## Direction
Work out the number of lines containing "Capacitors". Give that number alone.

━━━━━ Input for this task ━━━━━

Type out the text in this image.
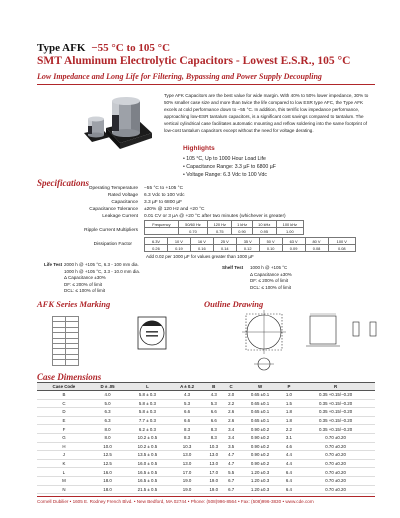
Type AFK −55 °C to 105 °C
SMT Aluminum Electrolytic Capacitors - Lowest E.S.R., 105 °C
Low Impedance and Long Life for Filtering, Bypassing and Power Supply Decoupling
Type AFK Capacitors are the best value for wide margin. With 40% to 50% lower impedance, 30% to 50% smaller case size and more than twice the life compared to low ESR type AFC, the Type AFK excels at cold performance down to −55 °C. In addition, this terrific low impedance performance, approaching low-ESR tantalum capacitors, is a significant cost savings compared to tantalum. The vertical cylindrical case facilitates automatic mounting and reflow soldering into the same footprint of low-cost tantalum capacitors except without the need for voltage derating.
Highlights
• 105 °C, Up to 1000 Hour Load Life
• Capacitance Range: 3.3 µF to 6800 µF
• Voltage Range: 6.3 Vdc to 100 Vdc
Specifications
Operating Temperature −55 °C to +105 °C
Rated Voltage 6.3 Vdc to 100 Vdc
Capacitance 3.3 µF to 6800 µF
Capacitance Tolerance ±20% @ 120 Hz and +20 °C
Leakage Current 0.01 CV or 3 µA @ +20 °C after two minutes (whichever is greater)
Ripple Current Multipliers
Frequency	50/60 Hz	120 Hz	1 kHz	10 kHz	100 kHz
	0.70	0.75	0.90	0.95	1.00
Dissipation Factor
6.3V	10 V	16 V	25 V	35 V	50 V	63 V	80 V	100 V
0.26	0.19	0.16	0.14	0.12	0.10	0.09	0.08	0.08
Add 0.02 per 1000 µF for values greater than 1000 µF
Life Test 2000 h @ +105 °C, 6.3 - 100 mm dia.
1000 h @ +105 °C, 3.3 - 10.0 mm dia.
Δ Capacitance ±30%
DF: ≤ 200% of limit
DCL: ≤ 100% of limit
Shelf Test 1000 h @ +105 °C
Δ Capacitance ±30%
DF: ≤ 200% of limit
DCL: ≤ 100% of limit
AFK Series Marking

		Outline Drawing
Case Dimensions
Case Code	D ± .05	L	A ± 0.2	B	C	W	P	R
B	4.0	5.8 ± 0.3	4.3	4.3	2.0	0.65 ±0.1	1.0	0.35 +0.15/−0.20
C	5.0	5.8 ± 0.3	5.3	5.3	2.2	0.65 ±0.1	1.5	0.35 +0.15/−0.20
D	6.3	5.8 ± 0.3	6.6	6.6	2.6	0.65 ±0.1	1.8	0.35 +0.15/−0.20
E	6.3	7.7 ± 0.3	6.6	6.6	2.6	0.65 ±0.1	1.8	0.35 +0.15/−0.20
F	8.0	6.2 ± 0.3	8.3	8.3	3.4	0.90 ±0.2	2.2	0.35 +0.15/−0.20
G	8.0	10.2 ± 0.5	8.3	8.3	3.4	0.90 ±0.2	3.1	0.70 ±0.20
H	10.0	10.2 ± 0.5	10.3	10.3	3.5	0.90 ±0.2	4.6	0.70 ±0.20
J	12.5	13.5 ± 0.5	13.0	13.0	4.7	0.90 ±0.2	4.4	0.70 ±0.20
K	12.5	16.0 ± 0.5	13.0	13.0	4.7	0.90 ±0.2	4.4	0.70 ±0.20
L	16.0	16.5 ± 0.5	17.0	17.0	5.5	1.20 ±0.3	6.4	0.70 ±0.20
M	18.0	16.5 ± 0.5	19.0	19.0	6.7	1.20 ±0.3	6.4	0.70 ±0.20
N	18.0	21.5 ± 0.5	19.0	19.0	6.7	1.20 ±0.3	6.4	0.70 ±0.20
Cornell Dubilier • 1605 E. Rodney French Blvd. • New Bedford, MA 02744 • Phone: (508)996-8564 • Fax: (508)996-3830 • www.cde.com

━━━━━

## Output of the task
2